**Job:**
Can all of these lines be returned exactly?

**Material for this exercise:**
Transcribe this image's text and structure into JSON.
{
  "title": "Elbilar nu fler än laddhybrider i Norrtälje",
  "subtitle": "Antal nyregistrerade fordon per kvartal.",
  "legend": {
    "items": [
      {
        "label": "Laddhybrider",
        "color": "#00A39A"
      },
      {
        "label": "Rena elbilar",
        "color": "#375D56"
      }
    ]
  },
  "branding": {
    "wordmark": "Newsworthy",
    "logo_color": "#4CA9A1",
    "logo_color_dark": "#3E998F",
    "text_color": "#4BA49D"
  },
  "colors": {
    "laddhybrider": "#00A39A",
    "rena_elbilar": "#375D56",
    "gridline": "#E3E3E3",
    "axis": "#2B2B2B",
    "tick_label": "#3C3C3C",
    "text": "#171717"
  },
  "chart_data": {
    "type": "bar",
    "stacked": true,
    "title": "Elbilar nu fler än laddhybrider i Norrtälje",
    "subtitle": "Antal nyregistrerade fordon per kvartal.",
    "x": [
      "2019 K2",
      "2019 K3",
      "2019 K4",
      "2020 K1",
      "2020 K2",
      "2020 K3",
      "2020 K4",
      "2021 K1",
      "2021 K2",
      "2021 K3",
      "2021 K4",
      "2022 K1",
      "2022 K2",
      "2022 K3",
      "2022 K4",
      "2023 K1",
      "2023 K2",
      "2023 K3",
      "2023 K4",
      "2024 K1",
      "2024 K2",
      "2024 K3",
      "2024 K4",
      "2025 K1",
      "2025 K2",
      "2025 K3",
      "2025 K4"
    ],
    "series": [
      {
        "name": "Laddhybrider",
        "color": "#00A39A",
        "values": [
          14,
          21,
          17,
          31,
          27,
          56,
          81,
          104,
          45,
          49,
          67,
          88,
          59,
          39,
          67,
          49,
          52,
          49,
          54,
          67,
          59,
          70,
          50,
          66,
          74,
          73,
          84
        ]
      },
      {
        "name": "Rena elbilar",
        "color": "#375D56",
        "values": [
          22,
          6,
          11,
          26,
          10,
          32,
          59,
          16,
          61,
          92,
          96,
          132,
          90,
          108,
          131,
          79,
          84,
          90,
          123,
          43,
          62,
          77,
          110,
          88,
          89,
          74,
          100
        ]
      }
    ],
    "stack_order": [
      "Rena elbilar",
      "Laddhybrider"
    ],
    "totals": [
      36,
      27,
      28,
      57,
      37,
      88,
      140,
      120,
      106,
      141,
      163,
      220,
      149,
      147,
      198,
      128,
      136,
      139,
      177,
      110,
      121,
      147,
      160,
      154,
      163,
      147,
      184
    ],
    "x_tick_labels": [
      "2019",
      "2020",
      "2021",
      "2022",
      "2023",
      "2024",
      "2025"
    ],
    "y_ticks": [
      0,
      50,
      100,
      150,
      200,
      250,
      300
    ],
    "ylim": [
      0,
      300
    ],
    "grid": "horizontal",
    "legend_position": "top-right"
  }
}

**The solution:**
Transcribe this image's text and structure into JSON.
{
  "title": "Elbilar nu fler än laddhybrider i Norrtälje",
  "subtitle": "Antal nyregistrerade fordon per kvartal.",
  "legend": {
    "items": [
      {
        "label": "Laddhybrider",
        "color": "#00A39A"
      },
      {
        "label": "Rena elbilar",
        "color": "#375D56"
      }
    ]
  },
  "branding": {
    "wordmark": "Newsworthy",
    "logo_color": "#4CA9A1",
    "logo_color_dark": "#3E998F",
    "text_color": "#4BA49D"
  },
  "colors": {
    "laddhybrider": "#00A39A",
    "rena_elbilar": "#375D56",
    "gridline": "#E3E3E3",
    "axis": "#2B2B2B",
    "tick_label": "#3C3C3C",
    "text": "#171717"
  },
  "chart_data": {
    "type": "bar",
    "stacked": true,
    "title": "Elbilar nu fler än laddhybrider i Norrtälje",
    "subtitle": "Antal nyregistrerade fordon per kvartal.",
    "x": [
      "2019 K2",
      "2019 K3",
      "2019 K4",
      "2020 K1",
      "2020 K2",
      "2020 K3",
      "2020 K4",
      "2021 K1",
      "2021 K2",
      "2021 K3",
      "2021 K4",
      "2022 K1",
      "2022 K2",
      "2022 K3",
      "2022 K4",
      "2023 K1",
      "2023 K2",
      "2023 K3",
      "2023 K4",
      "2024 K1",
      "2024 K2",
      "2024 K3",
      "2024 K4",
      "2025 K1",
      "2025 K2",
      "2025 K3",
      "2025 K4"
    ],
    "series": [
      {
        "name": "Laddhybrider",
        "color": "#00A39A",
        "values": [
          14,
          21,
          17,
          31,
          27,
          56,
          81,
          104,
          45,
          49,
          67,
          88,
          59,
          39,
          67,
          49,
          52,
          49,
          54,
          67,
          59,
          70,
          50,
          66,
          74,
          73,
          84
        ]
      },
      {
        "name": "Rena elbilar",
        "color": "#375D56",
        "values": [
          22,
          6,
          11,
          26,
          10,
          32,
          59,
          16,
          61,
          92,
          96,
          132,
          90,
          108,
          131,
          79,
          84,
          90,
          123,
          43,
          62,
          77,
          110,
          88,
          89,
          74,
          100
        ]
      }
    ],
    "stack_order": [
      "Rena elbilar",
      "Laddhybrider"
    ],
    "totals": [
      36,
      27,
      28,
      57,
      37,
      88,
      140,
      120,
      106,
      141,
      163,
      220,
      149,
      147,
      198,
      128,
      136,
      139,
      177,
      110,
      121,
      147,
      160,
      154,
      163,
      147,
      184
    ],
    "x_tick_labels": [
      "2019",
      "2020",
      "2021",
      "2022",
      "2023",
      "2024",
      "2025"
    ],
    "y_ticks": [
      0,
      50,
      100,
      150,
      200,
      250,
      300
    ],
    "ylim": [
      0,
      300
    ],
    "grid": "horizontal",
    "legend_position": "top-right"
  }
}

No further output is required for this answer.